** Objective **
Transcribe the records that follow, preserving every word.

** Dataset content **
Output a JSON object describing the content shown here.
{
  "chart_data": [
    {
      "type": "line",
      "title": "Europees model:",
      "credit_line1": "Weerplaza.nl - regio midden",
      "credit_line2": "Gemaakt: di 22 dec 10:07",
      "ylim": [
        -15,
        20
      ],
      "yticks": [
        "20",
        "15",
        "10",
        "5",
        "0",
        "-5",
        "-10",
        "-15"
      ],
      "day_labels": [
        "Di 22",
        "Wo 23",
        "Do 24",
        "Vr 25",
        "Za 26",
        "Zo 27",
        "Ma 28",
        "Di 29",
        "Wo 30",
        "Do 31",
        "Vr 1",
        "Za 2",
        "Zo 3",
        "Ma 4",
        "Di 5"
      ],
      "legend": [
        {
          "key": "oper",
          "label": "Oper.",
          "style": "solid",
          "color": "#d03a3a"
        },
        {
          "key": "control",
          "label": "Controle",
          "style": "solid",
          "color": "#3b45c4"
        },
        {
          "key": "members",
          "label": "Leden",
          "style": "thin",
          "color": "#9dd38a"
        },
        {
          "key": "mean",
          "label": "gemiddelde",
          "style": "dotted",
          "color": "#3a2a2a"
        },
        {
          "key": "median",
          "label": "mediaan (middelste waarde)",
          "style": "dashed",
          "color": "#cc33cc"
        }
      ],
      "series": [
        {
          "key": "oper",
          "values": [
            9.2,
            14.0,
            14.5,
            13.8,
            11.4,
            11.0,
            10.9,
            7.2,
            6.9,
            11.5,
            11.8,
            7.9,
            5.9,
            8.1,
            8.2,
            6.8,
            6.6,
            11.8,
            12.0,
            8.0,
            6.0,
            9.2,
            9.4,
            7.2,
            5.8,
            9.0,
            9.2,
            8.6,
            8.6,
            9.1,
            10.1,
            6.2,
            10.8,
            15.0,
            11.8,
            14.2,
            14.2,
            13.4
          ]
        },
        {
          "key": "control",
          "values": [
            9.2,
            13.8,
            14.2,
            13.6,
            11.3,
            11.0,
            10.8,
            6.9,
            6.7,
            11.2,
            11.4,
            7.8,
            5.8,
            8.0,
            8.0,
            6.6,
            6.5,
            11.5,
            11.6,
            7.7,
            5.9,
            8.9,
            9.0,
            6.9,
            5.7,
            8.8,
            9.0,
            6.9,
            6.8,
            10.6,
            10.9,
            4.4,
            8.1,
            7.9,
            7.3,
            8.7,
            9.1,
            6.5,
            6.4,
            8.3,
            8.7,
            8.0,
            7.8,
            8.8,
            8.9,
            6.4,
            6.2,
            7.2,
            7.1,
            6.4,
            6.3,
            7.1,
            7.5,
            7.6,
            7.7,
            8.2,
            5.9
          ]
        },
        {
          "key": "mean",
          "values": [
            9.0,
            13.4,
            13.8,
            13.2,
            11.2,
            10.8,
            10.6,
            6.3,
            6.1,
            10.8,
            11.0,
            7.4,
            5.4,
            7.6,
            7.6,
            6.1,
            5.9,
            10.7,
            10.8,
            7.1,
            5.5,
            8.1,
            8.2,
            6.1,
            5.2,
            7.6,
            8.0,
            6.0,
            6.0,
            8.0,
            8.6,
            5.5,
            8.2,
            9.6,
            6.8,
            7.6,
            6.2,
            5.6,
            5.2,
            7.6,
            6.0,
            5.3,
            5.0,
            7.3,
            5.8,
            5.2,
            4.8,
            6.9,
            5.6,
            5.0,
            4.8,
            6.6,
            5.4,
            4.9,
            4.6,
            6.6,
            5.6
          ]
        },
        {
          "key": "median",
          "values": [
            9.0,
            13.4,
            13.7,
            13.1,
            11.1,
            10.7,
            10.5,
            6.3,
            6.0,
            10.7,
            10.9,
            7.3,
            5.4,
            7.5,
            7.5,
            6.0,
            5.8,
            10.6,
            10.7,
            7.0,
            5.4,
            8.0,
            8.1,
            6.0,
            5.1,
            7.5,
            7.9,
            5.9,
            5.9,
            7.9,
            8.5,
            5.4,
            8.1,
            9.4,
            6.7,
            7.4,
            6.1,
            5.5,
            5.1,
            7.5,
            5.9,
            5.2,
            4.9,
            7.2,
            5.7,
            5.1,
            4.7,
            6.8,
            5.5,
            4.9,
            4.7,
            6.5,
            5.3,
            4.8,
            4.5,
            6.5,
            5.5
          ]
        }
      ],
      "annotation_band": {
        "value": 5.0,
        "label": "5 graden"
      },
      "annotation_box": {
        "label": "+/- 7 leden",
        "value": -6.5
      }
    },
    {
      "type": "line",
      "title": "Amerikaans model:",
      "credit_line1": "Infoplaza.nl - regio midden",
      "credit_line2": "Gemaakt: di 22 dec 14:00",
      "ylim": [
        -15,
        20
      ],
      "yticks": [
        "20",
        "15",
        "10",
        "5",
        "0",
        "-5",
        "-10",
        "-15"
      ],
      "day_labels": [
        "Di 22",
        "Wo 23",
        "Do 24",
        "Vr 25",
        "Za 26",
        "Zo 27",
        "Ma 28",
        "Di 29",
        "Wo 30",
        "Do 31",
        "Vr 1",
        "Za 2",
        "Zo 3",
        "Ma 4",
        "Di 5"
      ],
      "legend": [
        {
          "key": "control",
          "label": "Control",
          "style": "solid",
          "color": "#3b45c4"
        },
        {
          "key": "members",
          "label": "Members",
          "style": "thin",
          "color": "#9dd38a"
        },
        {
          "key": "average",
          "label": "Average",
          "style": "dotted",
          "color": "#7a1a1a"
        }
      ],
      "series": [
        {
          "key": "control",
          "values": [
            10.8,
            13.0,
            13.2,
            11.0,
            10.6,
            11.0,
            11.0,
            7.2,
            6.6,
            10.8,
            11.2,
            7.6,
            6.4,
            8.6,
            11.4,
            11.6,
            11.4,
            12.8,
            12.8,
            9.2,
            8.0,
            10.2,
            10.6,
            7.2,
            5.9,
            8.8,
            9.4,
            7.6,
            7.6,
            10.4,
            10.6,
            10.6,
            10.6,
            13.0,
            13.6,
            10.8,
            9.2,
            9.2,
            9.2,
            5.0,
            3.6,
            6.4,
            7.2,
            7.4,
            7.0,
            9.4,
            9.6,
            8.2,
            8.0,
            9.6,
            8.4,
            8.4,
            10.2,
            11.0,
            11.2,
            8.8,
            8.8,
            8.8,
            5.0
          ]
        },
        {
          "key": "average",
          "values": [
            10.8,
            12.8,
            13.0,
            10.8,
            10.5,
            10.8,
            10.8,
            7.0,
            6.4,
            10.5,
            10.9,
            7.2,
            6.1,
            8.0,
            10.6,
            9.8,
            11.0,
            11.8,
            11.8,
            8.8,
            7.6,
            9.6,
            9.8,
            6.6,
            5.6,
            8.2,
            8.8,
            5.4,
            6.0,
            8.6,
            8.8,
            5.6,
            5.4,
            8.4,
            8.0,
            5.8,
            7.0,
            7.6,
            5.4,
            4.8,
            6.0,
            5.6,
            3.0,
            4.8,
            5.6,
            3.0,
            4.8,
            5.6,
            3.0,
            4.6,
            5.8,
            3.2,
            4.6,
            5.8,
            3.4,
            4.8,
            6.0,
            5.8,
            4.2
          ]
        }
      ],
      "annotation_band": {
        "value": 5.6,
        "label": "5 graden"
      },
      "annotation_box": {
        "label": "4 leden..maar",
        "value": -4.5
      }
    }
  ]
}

** The reply **
Output a JSON object describing the content shown here.
{
  "chart_data": [
    {
      "type": "line",
      "title": "Europees model:",
      "credit_line1": "Weerplaza.nl - regio midden",
      "credit_line2": "Gemaakt: di 22 dec 10:07",
      "ylim": [
        -15,
        20
      ],
      "yticks": [
        "20",
        "15",
        "10",
        "5",
        "0",
        "-5",
        "-10",
        "-15"
      ],
      "day_labels": [
        "Di 22",
        "Wo 23",
        "Do 24",
        "Vr 25",
        "Za 26",
        "Zo 27",
        "Ma 28",
        "Di 29",
        "Wo 30",
        "Do 31",
        "Vr 1",
        "Za 2",
        "Zo 3",
        "Ma 4",
        "Di 5"
      ],
      "legend": [
        {
          "key": "oper",
          "label": "Oper.",
          "style": "solid",
          "color": "#d03a3a"
        },
        {
          "key": "control",
          "label": "Controle",
          "style": "solid",
          "color": "#3b45c4"
        },
        {
          "key": "members",
          "label": "Leden",
          "style": "thin",
          "color": "#9dd38a"
        },
        {
          "key": "mean",
          "label": "gemiddelde",
          "style": "dotted",
          "color": "#3a2a2a"
        },
        {
          "key": "median",
          "label": "mediaan (middelste waarde)",
          "style": "dashed",
          "color": "#cc33cc"
        }
      ],
      "series": [
        {
          "key": "oper",
          "values": [
            9.2,
            14.0,
            14.5,
            13.8,
            11.4,
            11.0,
            10.9,
            7.2,
            6.9,
            11.5,
            11.8,
            7.9,
            5.9,
            8.1,
            8.2,
            6.8,
            6.6,
            11.8,
            12.0,
            8.0,
            6.0,
            9.2,
            9.4,
            7.2,
            5.8,
            9.0,
            9.2,
            8.6,
            8.6,
            9.1,
            10.1,
            6.2,
            10.8,
            15.0,
            11.8,
            14.2,
            14.2,
            13.4
          ]
        },
        {
          "key": "control",
          "values": [
            9.2,
            13.8,
            14.2,
            13.6,
            11.3,
            11.0,
            10.8,
            6.9,
            6.7,
            11.2,
            11.4,
            7.8,
            5.8,
            8.0,
            8.0,
            6.6,
            6.5,
            11.5,
            11.6,
            7.7,
            5.9,
            8.9,
            9.0,
            6.9,
            5.7,
            8.8,
            9.0,
            6.9,
            6.8,
            10.6,
            10.9,
            4.4,
            8.1,
            7.9,
            7.3,
            8.7,
            9.1,
            6.5,
            6.4,
            8.3,
            8.7,
            8.0,
            7.8,
            8.8,
            8.9,
            6.4,
            6.2,
            7.2,
            7.1,
            6.4,
            6.3,
            7.1,
            7.5,
            7.6,
            7.7,
            8.2,
            5.9
          ]
        },
        {
          "key": "mean",
          "values": [
            9.0,
            13.4,
            13.8,
            13.2,
            11.2,
            10.8,
            10.6,
            6.3,
            6.1,
            10.8,
            11.0,
            7.4,
            5.4,
            7.6,
            7.6,
            6.1,
            5.9,
            10.7,
            10.8,
            7.1,
            5.5,
            8.1,
            8.2,
            6.1,
            5.2,
            7.6,
            8.0,
            6.0,
            6.0,
            8.0,
            8.6,
            5.5,
            8.2,
            9.6,
            6.8,
            7.6,
            6.2,
            5.6,
            5.2,
            7.6,
            6.0,
            5.3,
            5.0,
            7.3,
            5.8,
            5.2,
            4.8,
            6.9,
            5.6,
            5.0,
            4.8,
            6.6,
            5.4,
            4.9,
            4.6,
            6.6,
            5.6
          ]
        },
        {
          "key": "median",
          "values": [
            9.0,
            13.4,
            13.7,
            13.1,
            11.1,
            10.7,
            10.5,
            6.3,
            6.0,
            10.7,
            10.9,
            7.3,
            5.4,
            7.5,
            7.5,
            6.0,
            5.8,
            10.6,
            10.7,
            7.0,
            5.4,
            8.0,
            8.1,
            6.0,
            5.1,
            7.5,
            7.9,
            5.9,
            5.9,
            7.9,
            8.5,
            5.4,
            8.1,
            9.4,
            6.7,
            7.4,
            6.1,
            5.5,
            5.1,
            7.5,
            5.9,
            5.2,
            4.9,
            7.2,
            5.7,
            5.1,
            4.7,
            6.8,
            5.5,
            4.9,
            4.7,
            6.5,
            5.3,
            4.8,
            4.5,
            6.5,
            5.5
          ]
        }
      ],
      "annotation_band": {
        "value": 5.0,
        "label": "5 graden"
      },
      "annotation_box": {
        "label": "+/- 7 leden",
        "value": -6.5
      }
    },
    {
      "type": "line",
      "title": "Amerikaans model:",
      "credit_line1": "Infoplaza.nl - regio midden",
      "credit_line2": "Gemaakt: di 22 dec 14:00",
      "ylim": [
        -15,
        20
      ],
      "yticks": [
        "20",
        "15",
        "10",
        "5",
        "0",
        "-5",
        "-10",
        "-15"
      ],
      "day_labels": [
        "Di 22",
        "Wo 23",
        "Do 24",
        "Vr 25",
        "Za 26",
        "Zo 27",
        "Ma 28",
        "Di 29",
        "Wo 30",
        "Do 31",
        "Vr 1",
        "Za 2",
        "Zo 3",
        "Ma 4",
        "Di 5"
      ],
      "legend": [
        {
          "key": "control",
          "label": "Control",
          "style": "solid",
          "color": "#3b45c4"
        },
        {
          "key": "members",
          "label": "Members",
          "style": "thin",
          "color": "#9dd38a"
        },
        {
          "key": "average",
          "label": "Average",
          "style": "dotted",
          "color": "#7a1a1a"
        }
      ],
      "series": [
        {
          "key": "control",
          "values": [
            10.8,
            13.0,
            13.2,
            11.0,
            10.6,
            11.0,
            11.0,
            7.2,
            6.6,
            10.8,
            11.2,
            7.6,
            6.4,
            8.6,
            11.4,
            11.6,
            11.4,
            12.8,
            12.8,
            9.2,
            8.0,
            10.2,
            10.6,
            7.2,
            5.9,
            8.8,
            9.4,
            7.6,
            7.6,
            10.4,
            10.6,
            10.6,
            10.6,
            13.0,
            13.6,
            10.8,
            9.2,
            9.2,
            9.2,
            5.0,
            3.6,
            6.4,
            7.2,
            7.4,
            7.0,
            9.4,
            9.6,
            8.2,
            8.0,
            9.6,
            8.4,
            8.4,
            10.2,
            11.0,
            11.2,
            8.8,
            8.8,
            8.8,
            5.0
          ]
        },
        {
          "key": "average",
          "values": [
            10.8,
            12.8,
            13.0,
            10.8,
            10.5,
            10.8,
            10.8,
            7.0,
            6.4,
            10.5,
            10.9,
            7.2,
            6.1,
            8.0,
            10.6,
            9.8,
            11.0,
            11.8,
            11.8,
            8.8,
            7.6,
            9.6,
            9.8,
            6.6,
            5.6,
            8.2,
            8.8,
            5.4,
            6.0,
            8.6,
            8.8,
            5.6,
            5.4,
            8.4,
            8.0,
            5.8,
            7.0,
            7.6,
            5.4,
            4.8,
            6.0,
            5.6,
            3.0,
            4.8,
            5.6,
            3.0,
            4.8,
            5.6,
            3.0,
            4.6,
            5.8,
            3.2,
            4.6,
            5.8,
            3.4,
            4.8,
            6.0,
            5.8,
            4.2
          ]
        }
      ],
      "annotation_band": {
        "value": 5.6,
        "label": "5 graden"
      },
      "annotation_box": {
        "label": "4 leden..maar",
        "value": -4.5
      }
    }
  ]
}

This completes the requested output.